Directions for this task>
Every line with the word "workflow" in it should be extracted from the data that follows.

Data for processing>
◆ ◆ ◆ ◆ ◆ ◆ ◆

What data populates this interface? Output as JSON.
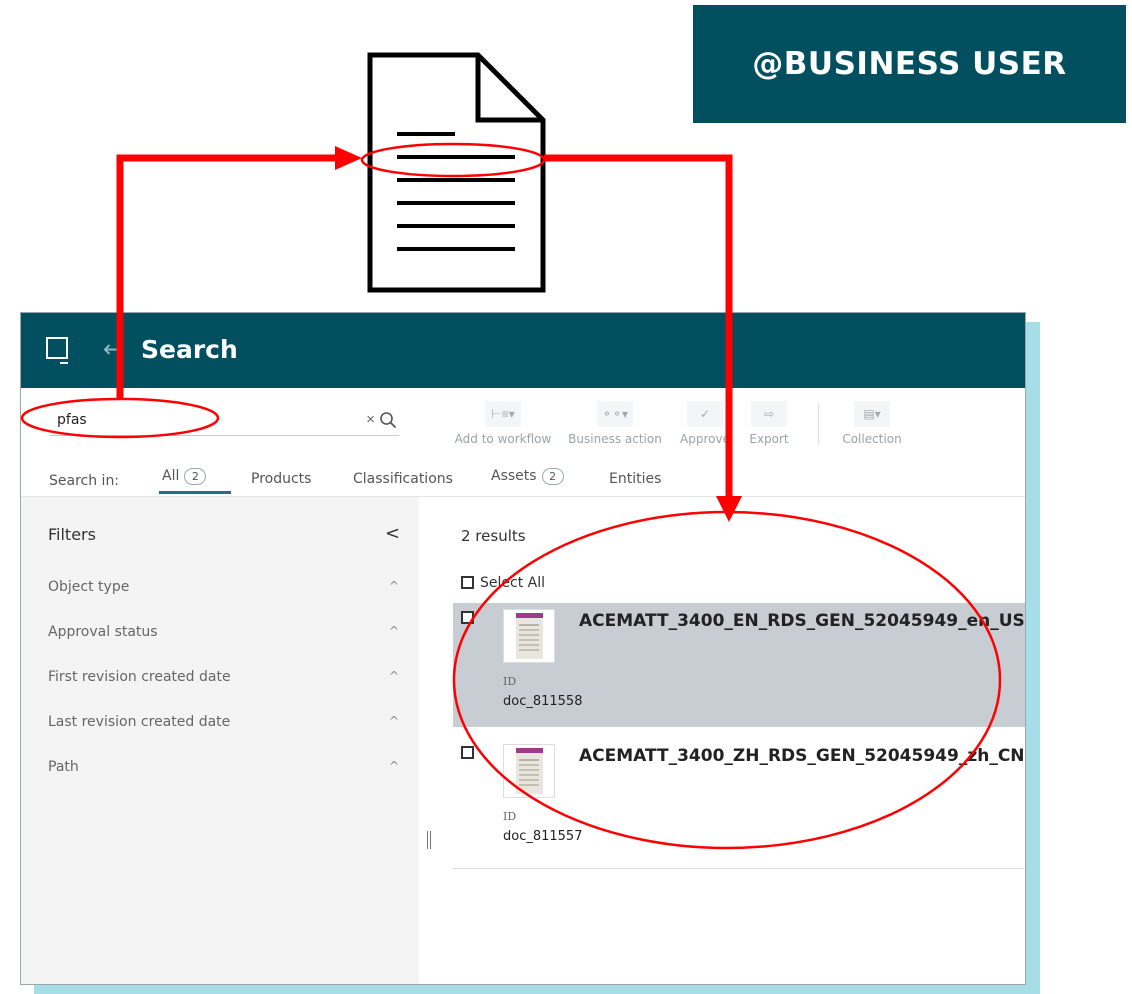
{
  "badge": {
    "text": "@BUSINESS USER"
  },
  "header": {
    "back_icon": "←",
    "title": "Search"
  },
  "search": {
    "value": "pfas",
    "clear": "×"
  },
  "toolbar": [
    {
      "icon": "workflow-icon",
      "glyph": "⊢≡▾",
      "label": "Add to workflow"
    },
    {
      "icon": "business-action-icon",
      "glyph": "⚬⚬▾",
      "label": "Business action"
    },
    {
      "icon": "check-icon",
      "glyph": "✓",
      "label": "Approve"
    },
    {
      "icon": "export-icon",
      "glyph": "⇨",
      "label": "Export"
    },
    {
      "icon": "collection-icon",
      "glyph": "▤▾",
      "label": "Collection"
    }
  ],
  "tabs": {
    "label": "Search in:",
    "items": [
      {
        "label": "All",
        "count": "2"
      },
      {
        "label": "Products",
        "count": ""
      },
      {
        "label": "Classifications",
        "count": ""
      },
      {
        "label": "Assets",
        "count": "2"
      },
      {
        "label": "Entities",
        "count": ""
      }
    ]
  },
  "filters": {
    "title": "Filters",
    "collapse": "<",
    "rows": [
      {
        "label": "Object type",
        "chev": "^"
      },
      {
        "label": "Approval status",
        "chev": "^"
      },
      {
        "label": "First revision created date",
        "chev": "^"
      },
      {
        "label": "Last revision created date",
        "chev": "^"
      },
      {
        "label": "Path",
        "chev": "^"
      }
    ]
  },
  "results": {
    "count_text": "2 results",
    "select_all": "Select All",
    "items": [
      {
        "name": "ACEMATT_3400_EN_RDS_GEN_52045949_en_US",
        "id_label": "ID",
        "id_value": "doc_811558",
        "selected": true
      },
      {
        "name": "ACEMATT_3400_ZH_RDS_GEN_52045949_zh_CN",
        "id_label": "ID",
        "id_value": "doc_811557",
        "selected": false
      }
    ]
  },
  "colors": {
    "brand": "#02505f",
    "annotation": "#ff0000",
    "shadow": "#a6dde6",
    "selected_row": "#c8cdd3"
  }
}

◆ ◆ ◆ ◆ ◆ ◆ ◆

Solution to the exercise>
      "icon": "workflow-icon",
      "label": "Add to workflow"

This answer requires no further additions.